Pull each line holding "Tout" out of the entries below.

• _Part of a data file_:
____

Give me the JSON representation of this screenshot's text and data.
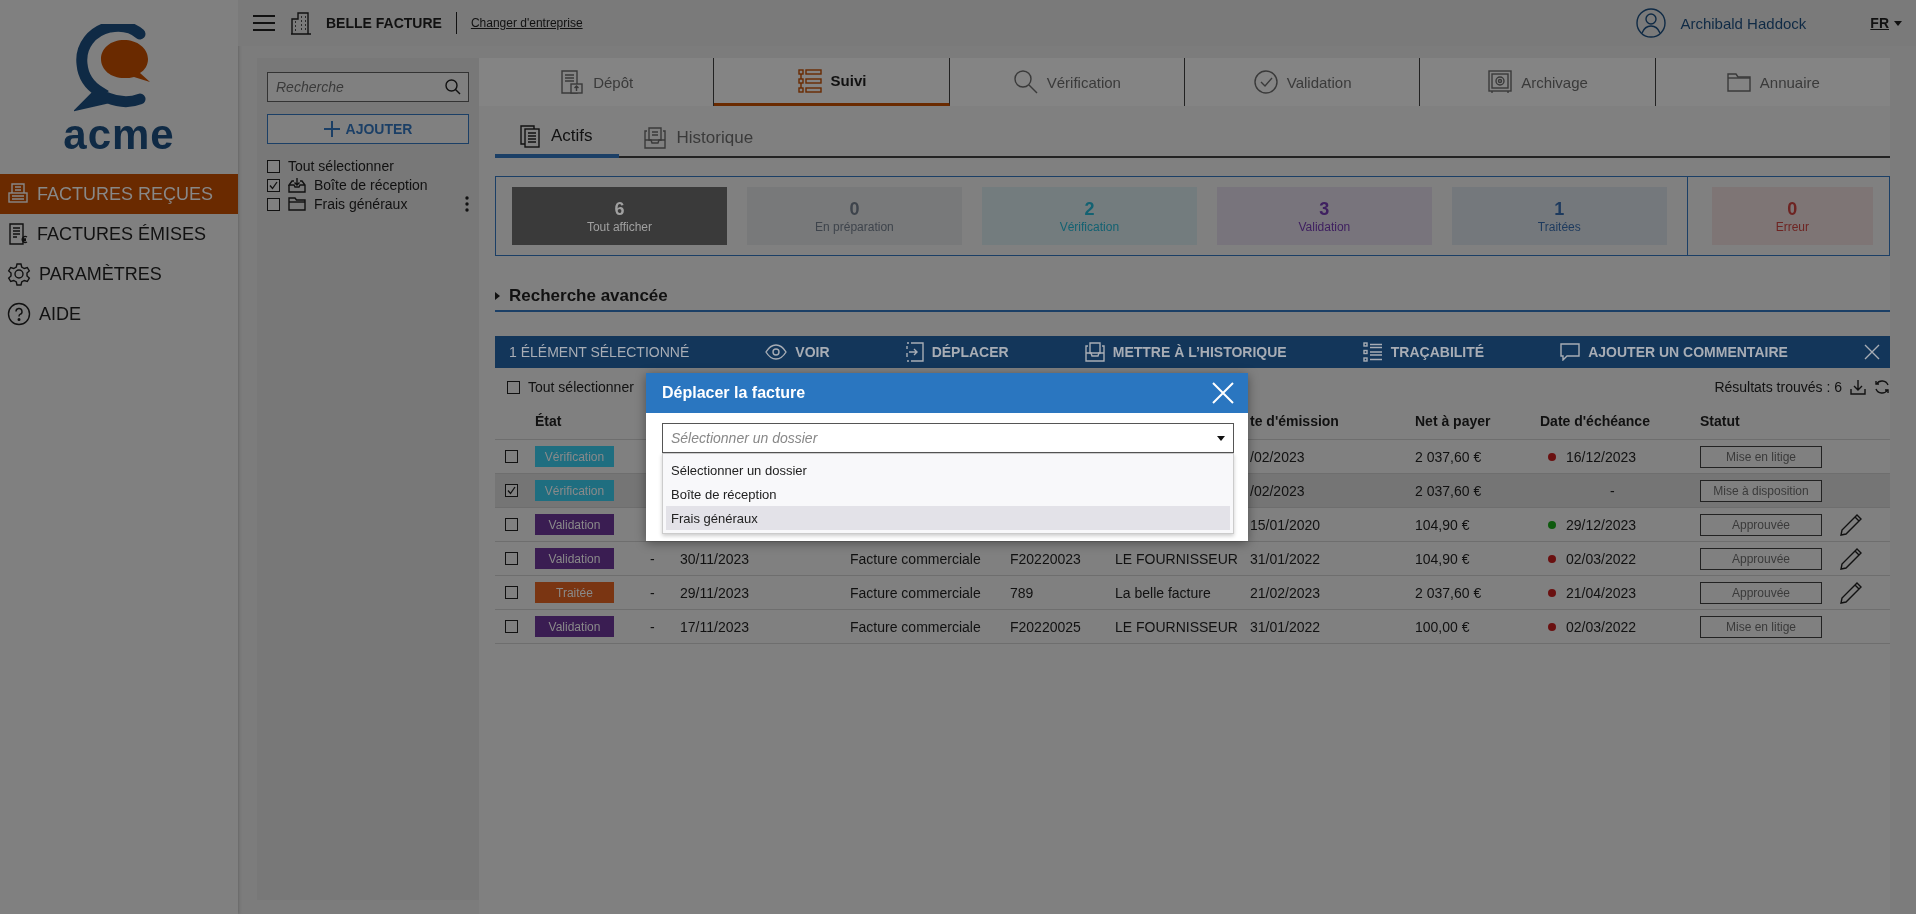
{
  "sidebar": {
    "logo": "acme",
    "items": [
      {
        "kind": "received",
        "label": "FACTURES REÇUES",
        "selected": true
      },
      {
        "kind": "issued",
        "label": "FACTURES ÉMISES",
        "selected": false
      },
      {
        "kind": "settings",
        "label": "PARAMÈTRES",
        "selected": false
      },
      {
        "kind": "help",
        "label": "AIDE",
        "selected": false
      }
    ]
  },
  "header": {
    "company": "BELLE FACTURE",
    "change_link": "Changer d'entreprise",
    "user": "Archibald Haddock",
    "language": "FR"
  },
  "folders": {
    "search": {
      "placeholder": "Recherche"
    },
    "add_button": "AJOUTER",
    "items": [
      {
        "kind": "select-all",
        "label": "Tout sélectionner",
        "checked": false,
        "menu": false
      },
      {
        "kind": "inbox",
        "label": "Boîte de réception",
        "checked": true,
        "menu": false
      },
      {
        "kind": "folder",
        "label": "Frais généraux",
        "checked": false,
        "menu": true
      }
    ]
  },
  "tabs": [
    {
      "kind": "upload",
      "label": "Dépôt",
      "selected": false
    },
    {
      "kind": "list",
      "label": "Suivi",
      "selected": true
    },
    {
      "kind": "search",
      "label": "Vérification",
      "selected": false
    },
    {
      "kind": "check",
      "label": "Validation",
      "selected": false
    },
    {
      "kind": "safe",
      "label": "Archivage",
      "selected": false
    },
    {
      "kind": "folder",
      "label": "Annuaire",
      "selected": false
    }
  ],
  "subtabs": [
    {
      "kind": "active",
      "label": "Actifs",
      "selected": true
    },
    {
      "kind": "history",
      "label": "Historique",
      "selected": false
    }
  ],
  "tiles": [
    {
      "kind": "status",
      "count": "6",
      "label": "Tout afficher",
      "color": "#3a3a3a",
      "selected": true
    },
    {
      "kind": "status",
      "count": "0",
      "label": "En préparation",
      "color": "#3e444c",
      "selected": false
    },
    {
      "kind": "status",
      "count": "2",
      "label": "Vérification",
      "color": "#136272",
      "selected": false
    },
    {
      "kind": "status",
      "count": "3",
      "label": "Validation",
      "color": "#3f2060",
      "selected": false
    },
    {
      "kind": "status",
      "count": "1",
      "label": "Traitées",
      "color": "#1d3a5e",
      "selected": false
    },
    {
      "kind": "error",
      "count": "0",
      "label": "Erreur",
      "color": "#6e2422",
      "selected": false
    }
  ],
  "advanced_search": {
    "label": "Recherche avancée",
    "expanded": false
  },
  "toolbar": {
    "selection": "1 ÉLÉMENT SÉLECTIONNÉ",
    "actions": [
      {
        "kind": "view",
        "label": "VOIR"
      },
      {
        "kind": "move",
        "label": "DÉPLACER"
      },
      {
        "kind": "archive",
        "label": "METTRE À L’HISTORIQUE"
      },
      {
        "kind": "trace",
        "label": "TRAÇABILITÉ"
      },
      {
        "kind": "comment",
        "label": "AJOUTER UN COMMENTAIRE"
      }
    ]
  },
  "table": {
    "select_all": {
      "label": "Tout sélectionner",
      "checked": false
    },
    "results": "Résultats trouvés : 6",
    "columns": {
      "state": "État",
      "emission": "te d'émission",
      "net": "Net à payer",
      "due": "Date d'échéance",
      "status": "Statut"
    },
    "rows": [
      {
        "checked": false,
        "state": {
          "label": "Vérification",
          "color": "#1f6e80"
        },
        "emission": "/02/2023",
        "net": "2 037,60 €",
        "due": {
          "date": "16/12/2023",
          "color": "#6a1010"
        },
        "status": "Mise en litige",
        "editable": false
      },
      {
        "checked": true,
        "state": {
          "label": "Vérification",
          "color": "#1f6e80"
        },
        "emission": "/02/2023",
        "net": "2 037,60 €",
        "due": {
          "date": "-"
        },
        "status": "Mise à disposition",
        "editable": false
      },
      {
        "checked": false,
        "state": {
          "label": "Validation",
          "color": "#3a1d52"
        },
        "emission": "15/01/2020",
        "net": "104,90 €",
        "due": {
          "date": "29/12/2023",
          "color": "#0e5a0e"
        },
        "status": "Approuvée",
        "editable": true
      },
      {
        "checked": false,
        "state": {
          "label": "Validation",
          "color": "#3a1d52"
        },
        "dash": "-",
        "created": "30/11/2023",
        "type": "Facture commerciale",
        "number": "F20220023",
        "supplier": "LE FOURNISSEUR",
        "emission": "31/01/2022",
        "net": "104,90 €",
        "due": {
          "date": "02/03/2022",
          "color": "#6a1010"
        },
        "status": "Approuvée",
        "editable": true
      },
      {
        "checked": false,
        "state": {
          "label": "Traitée",
          "color": "#7a3512"
        },
        "dash": "-",
        "created": "29/11/2023",
        "type": "Facture commerciale",
        "number": "789",
        "supplier": "La belle facture",
        "emission": "21/02/2023",
        "net": "2 037,60 €",
        "due": {
          "date": "21/04/2023",
          "color": "#6a1010"
        },
        "status": "Approuvée",
        "editable": true
      },
      {
        "checked": false,
        "state": {
          "label": "Validation",
          "color": "#3a1d52"
        },
        "dash": "-",
        "created": "17/11/2023",
        "type": "Facture commerciale",
        "number": "F20220025",
        "supplier": "LE FOURNISSEUR",
        "emission": "31/01/2022",
        "net": "100,00 €",
        "due": {
          "date": "02/03/2022",
          "color": "#6a1010"
        },
        "status": "Mise en litige",
        "editable": false
      }
    ]
  },
  "dialog": {
    "title": "Déplacer la facture",
    "select": {
      "placeholder": "Sélectionner un dossier",
      "expanded": true
    },
    "options": [
      {
        "label": "Sélectionner un dossier",
        "selected": false
      },
      {
        "label": "Boîte de réception",
        "selected": false
      },
      {
        "label": "Frais généraux",
        "selected": true
      }
    ]
  }
}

____

• _Response to the task_:
        "label": "Tout sélectionner",
      "label": "Tout afficher",
      "label": "Tout sélectionner",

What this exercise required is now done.